◆ STATED GOAL
Work out the number of lines in the records that include the word "into"; reply with that number alone.

◆ DATA SHOWN
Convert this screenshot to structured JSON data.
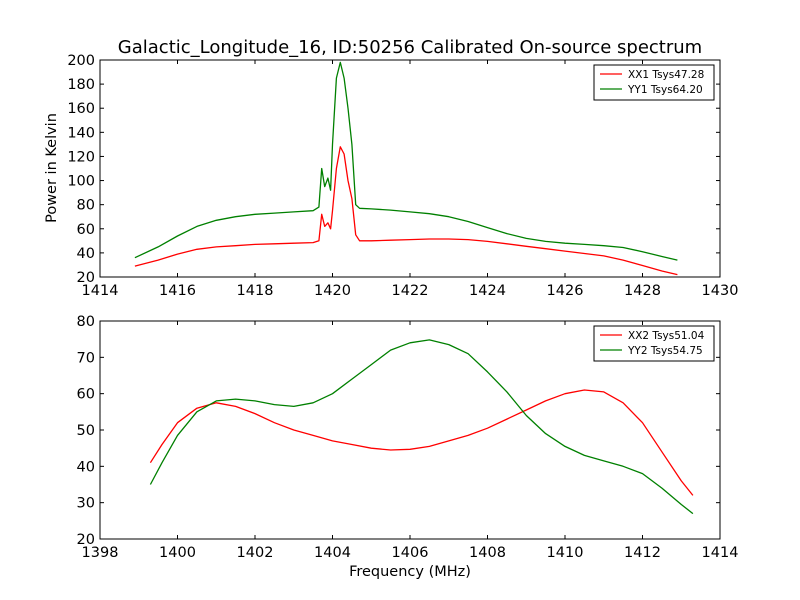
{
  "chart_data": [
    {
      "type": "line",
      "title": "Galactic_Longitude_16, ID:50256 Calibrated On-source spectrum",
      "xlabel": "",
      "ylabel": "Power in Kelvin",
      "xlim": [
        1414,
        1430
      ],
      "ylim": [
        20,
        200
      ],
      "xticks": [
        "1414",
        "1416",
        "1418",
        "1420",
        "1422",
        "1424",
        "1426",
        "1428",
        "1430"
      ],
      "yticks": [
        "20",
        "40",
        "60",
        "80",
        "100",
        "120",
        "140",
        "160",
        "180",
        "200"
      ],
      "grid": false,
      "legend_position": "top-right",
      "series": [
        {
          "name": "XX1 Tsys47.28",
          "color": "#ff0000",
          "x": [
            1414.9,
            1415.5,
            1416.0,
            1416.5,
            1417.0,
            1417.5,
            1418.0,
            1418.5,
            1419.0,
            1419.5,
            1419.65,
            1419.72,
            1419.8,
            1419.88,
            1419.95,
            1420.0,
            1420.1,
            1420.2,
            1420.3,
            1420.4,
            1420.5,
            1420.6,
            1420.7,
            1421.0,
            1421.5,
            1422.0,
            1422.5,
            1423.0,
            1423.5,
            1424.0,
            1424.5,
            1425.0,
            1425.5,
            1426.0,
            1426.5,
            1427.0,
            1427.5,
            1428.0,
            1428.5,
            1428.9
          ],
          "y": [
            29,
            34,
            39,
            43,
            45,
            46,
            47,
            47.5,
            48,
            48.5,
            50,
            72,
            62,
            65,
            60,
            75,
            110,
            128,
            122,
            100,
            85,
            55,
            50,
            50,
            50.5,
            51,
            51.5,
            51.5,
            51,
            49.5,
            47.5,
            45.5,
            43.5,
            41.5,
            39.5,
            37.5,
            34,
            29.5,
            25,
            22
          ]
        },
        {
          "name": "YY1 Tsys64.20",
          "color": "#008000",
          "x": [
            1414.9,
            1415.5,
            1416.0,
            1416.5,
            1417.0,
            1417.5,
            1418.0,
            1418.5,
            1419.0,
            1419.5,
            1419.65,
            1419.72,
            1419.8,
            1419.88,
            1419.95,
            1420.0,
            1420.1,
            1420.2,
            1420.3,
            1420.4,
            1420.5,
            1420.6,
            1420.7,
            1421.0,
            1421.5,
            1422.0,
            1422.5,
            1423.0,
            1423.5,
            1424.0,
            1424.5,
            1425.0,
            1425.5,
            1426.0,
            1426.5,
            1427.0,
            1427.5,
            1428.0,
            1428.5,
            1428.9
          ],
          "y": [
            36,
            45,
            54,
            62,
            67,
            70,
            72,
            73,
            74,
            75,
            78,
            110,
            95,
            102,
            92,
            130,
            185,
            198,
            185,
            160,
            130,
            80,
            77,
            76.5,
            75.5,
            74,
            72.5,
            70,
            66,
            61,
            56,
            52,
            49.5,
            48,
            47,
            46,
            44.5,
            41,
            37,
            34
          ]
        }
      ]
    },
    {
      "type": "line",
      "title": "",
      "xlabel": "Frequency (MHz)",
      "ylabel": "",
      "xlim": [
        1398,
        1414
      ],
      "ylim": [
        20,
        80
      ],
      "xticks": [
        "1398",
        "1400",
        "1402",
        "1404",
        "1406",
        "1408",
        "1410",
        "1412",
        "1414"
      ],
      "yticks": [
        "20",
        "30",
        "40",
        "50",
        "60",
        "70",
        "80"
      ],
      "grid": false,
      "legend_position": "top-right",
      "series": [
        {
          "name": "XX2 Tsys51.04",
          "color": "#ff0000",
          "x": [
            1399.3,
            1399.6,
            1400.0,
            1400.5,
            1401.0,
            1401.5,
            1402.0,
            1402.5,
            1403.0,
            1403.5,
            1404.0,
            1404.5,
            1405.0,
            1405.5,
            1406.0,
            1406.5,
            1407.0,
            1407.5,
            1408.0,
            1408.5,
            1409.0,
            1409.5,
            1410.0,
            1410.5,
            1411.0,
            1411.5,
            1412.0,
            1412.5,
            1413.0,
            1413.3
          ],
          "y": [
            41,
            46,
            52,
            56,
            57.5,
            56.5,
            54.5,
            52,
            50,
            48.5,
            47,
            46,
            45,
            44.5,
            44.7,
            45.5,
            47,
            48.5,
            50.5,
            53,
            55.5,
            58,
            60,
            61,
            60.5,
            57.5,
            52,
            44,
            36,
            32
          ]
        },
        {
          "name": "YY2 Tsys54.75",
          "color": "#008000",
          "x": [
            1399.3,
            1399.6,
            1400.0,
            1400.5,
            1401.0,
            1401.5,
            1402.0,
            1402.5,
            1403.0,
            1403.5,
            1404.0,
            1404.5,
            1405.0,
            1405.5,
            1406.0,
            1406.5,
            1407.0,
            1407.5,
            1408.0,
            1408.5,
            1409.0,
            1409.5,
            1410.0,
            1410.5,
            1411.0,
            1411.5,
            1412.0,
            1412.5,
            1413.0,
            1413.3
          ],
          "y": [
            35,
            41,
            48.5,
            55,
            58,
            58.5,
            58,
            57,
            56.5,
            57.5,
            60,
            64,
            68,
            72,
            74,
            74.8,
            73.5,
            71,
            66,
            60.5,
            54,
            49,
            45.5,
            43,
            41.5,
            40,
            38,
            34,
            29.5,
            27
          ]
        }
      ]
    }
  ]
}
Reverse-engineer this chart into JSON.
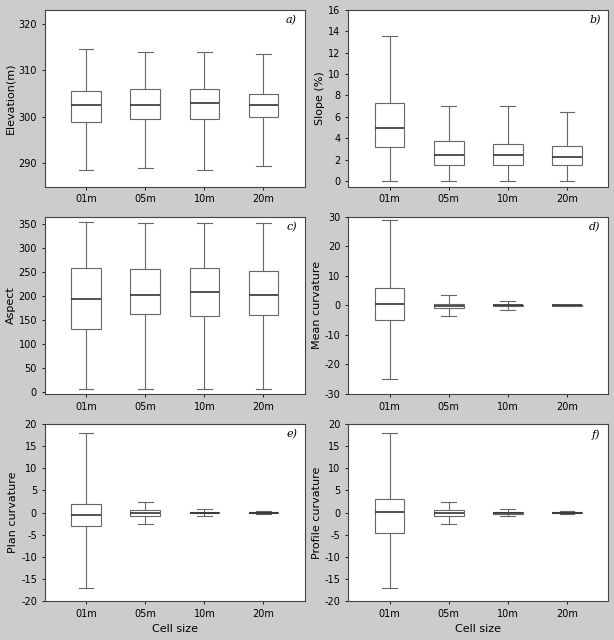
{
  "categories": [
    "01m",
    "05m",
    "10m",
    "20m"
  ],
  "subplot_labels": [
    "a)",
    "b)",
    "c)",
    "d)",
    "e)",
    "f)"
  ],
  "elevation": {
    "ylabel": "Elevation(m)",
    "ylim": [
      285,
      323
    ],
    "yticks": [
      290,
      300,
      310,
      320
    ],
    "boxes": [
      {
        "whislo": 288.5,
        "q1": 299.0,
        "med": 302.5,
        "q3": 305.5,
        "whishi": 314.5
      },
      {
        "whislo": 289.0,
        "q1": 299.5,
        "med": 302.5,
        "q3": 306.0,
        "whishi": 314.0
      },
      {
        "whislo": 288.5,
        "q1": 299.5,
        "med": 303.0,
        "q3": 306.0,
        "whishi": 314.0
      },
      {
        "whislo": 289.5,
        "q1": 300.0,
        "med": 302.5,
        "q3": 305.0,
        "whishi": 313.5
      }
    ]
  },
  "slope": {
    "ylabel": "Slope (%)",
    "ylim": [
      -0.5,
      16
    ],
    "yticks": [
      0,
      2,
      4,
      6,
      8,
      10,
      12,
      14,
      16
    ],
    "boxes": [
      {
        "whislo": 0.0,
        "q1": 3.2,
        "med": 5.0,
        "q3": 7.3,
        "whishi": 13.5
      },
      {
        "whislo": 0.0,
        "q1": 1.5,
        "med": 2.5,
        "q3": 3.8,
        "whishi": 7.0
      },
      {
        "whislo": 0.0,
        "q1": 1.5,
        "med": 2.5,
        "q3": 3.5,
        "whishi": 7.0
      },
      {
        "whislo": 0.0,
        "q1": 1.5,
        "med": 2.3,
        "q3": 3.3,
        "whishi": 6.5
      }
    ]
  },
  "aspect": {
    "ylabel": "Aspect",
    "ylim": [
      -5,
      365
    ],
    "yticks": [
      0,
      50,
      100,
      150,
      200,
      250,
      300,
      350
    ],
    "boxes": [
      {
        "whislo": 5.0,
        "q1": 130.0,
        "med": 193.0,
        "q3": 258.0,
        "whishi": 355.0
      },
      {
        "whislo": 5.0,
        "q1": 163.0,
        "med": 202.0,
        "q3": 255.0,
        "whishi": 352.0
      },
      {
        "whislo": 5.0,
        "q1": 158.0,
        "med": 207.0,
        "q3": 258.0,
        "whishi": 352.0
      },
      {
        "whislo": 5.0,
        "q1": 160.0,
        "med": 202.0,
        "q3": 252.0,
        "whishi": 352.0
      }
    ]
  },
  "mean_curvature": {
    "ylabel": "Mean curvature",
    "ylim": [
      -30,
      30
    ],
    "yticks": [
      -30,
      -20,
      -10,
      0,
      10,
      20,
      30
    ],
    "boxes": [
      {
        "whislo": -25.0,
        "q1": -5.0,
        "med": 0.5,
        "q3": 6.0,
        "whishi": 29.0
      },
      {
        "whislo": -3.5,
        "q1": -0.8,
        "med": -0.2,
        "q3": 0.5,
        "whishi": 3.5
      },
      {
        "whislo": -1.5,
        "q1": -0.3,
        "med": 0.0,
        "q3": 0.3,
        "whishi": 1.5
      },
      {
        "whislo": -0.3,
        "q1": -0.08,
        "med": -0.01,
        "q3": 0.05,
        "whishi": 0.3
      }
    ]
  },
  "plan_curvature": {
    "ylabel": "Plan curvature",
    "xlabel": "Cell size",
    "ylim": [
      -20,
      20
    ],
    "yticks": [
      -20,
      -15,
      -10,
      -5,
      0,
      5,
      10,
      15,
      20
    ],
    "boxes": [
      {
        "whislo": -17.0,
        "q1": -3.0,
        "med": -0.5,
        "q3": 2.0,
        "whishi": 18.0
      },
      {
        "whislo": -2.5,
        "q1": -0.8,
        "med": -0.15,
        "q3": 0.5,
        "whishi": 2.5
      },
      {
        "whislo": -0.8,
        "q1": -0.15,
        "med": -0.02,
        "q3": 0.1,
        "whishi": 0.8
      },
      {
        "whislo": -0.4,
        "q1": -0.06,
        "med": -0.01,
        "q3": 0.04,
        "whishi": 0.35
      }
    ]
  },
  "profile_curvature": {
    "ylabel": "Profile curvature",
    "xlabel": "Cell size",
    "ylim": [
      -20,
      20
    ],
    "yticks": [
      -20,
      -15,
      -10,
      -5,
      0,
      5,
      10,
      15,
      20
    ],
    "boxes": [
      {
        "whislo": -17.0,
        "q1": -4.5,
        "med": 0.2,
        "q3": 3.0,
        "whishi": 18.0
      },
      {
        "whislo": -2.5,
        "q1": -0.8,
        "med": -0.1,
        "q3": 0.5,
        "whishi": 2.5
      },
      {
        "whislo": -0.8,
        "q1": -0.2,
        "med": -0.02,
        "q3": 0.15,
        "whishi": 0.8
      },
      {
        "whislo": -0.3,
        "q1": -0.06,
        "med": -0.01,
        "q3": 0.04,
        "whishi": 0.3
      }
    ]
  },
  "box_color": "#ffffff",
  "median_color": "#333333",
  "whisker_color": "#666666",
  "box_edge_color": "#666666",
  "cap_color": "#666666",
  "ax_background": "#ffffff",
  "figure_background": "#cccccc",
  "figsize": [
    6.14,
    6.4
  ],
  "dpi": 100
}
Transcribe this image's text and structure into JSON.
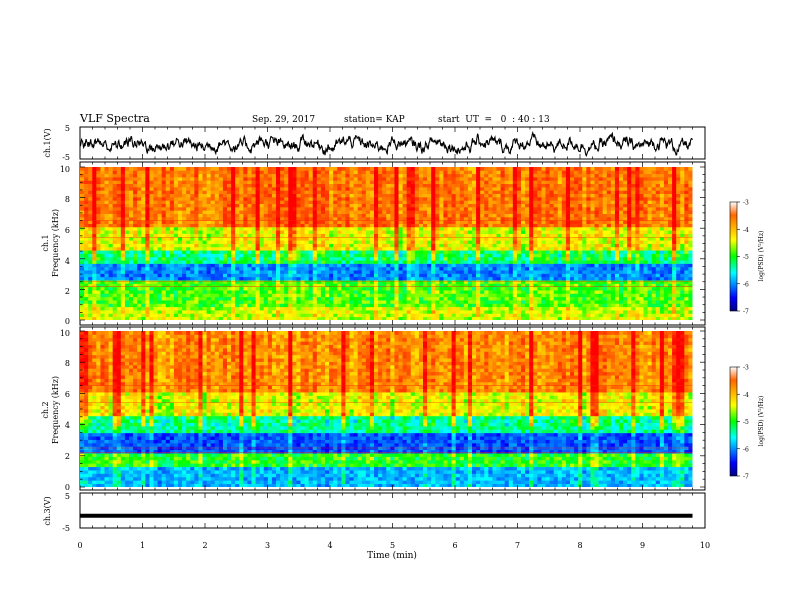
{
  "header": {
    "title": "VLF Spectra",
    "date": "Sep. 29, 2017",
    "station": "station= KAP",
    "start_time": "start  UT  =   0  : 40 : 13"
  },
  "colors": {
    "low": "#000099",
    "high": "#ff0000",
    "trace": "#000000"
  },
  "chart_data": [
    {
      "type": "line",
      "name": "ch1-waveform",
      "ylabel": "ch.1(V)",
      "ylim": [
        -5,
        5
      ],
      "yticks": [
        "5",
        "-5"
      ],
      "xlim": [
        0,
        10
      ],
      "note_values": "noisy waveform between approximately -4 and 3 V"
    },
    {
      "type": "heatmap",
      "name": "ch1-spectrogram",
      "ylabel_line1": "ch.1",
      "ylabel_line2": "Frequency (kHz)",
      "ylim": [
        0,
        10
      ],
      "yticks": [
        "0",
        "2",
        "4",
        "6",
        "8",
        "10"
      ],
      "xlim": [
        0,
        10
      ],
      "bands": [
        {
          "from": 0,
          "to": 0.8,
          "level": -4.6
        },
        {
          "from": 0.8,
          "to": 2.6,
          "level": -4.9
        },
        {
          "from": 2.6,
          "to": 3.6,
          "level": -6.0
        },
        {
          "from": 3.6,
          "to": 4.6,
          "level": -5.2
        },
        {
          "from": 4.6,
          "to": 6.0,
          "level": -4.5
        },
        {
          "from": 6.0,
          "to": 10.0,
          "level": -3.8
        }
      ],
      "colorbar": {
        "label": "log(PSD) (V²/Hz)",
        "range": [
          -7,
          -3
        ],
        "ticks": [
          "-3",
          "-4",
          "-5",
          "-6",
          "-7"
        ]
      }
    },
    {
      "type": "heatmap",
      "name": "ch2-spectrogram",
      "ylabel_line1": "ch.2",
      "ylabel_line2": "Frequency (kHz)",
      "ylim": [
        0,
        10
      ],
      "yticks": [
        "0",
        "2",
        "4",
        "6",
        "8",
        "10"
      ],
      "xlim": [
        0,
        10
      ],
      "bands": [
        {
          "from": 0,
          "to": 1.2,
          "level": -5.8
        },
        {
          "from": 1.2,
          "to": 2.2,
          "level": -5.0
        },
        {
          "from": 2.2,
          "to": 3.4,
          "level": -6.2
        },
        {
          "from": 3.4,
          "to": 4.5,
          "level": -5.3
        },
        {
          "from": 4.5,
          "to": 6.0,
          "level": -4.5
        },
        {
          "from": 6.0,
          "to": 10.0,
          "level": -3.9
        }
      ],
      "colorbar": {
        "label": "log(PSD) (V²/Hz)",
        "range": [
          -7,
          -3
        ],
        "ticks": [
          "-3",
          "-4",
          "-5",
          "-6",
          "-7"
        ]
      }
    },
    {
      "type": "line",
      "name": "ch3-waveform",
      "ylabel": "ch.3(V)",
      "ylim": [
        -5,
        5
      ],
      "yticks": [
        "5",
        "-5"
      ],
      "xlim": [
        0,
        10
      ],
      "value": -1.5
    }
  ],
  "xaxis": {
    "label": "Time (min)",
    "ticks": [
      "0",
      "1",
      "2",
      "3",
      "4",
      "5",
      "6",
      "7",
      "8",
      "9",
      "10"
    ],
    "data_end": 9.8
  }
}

◆ RESULT
2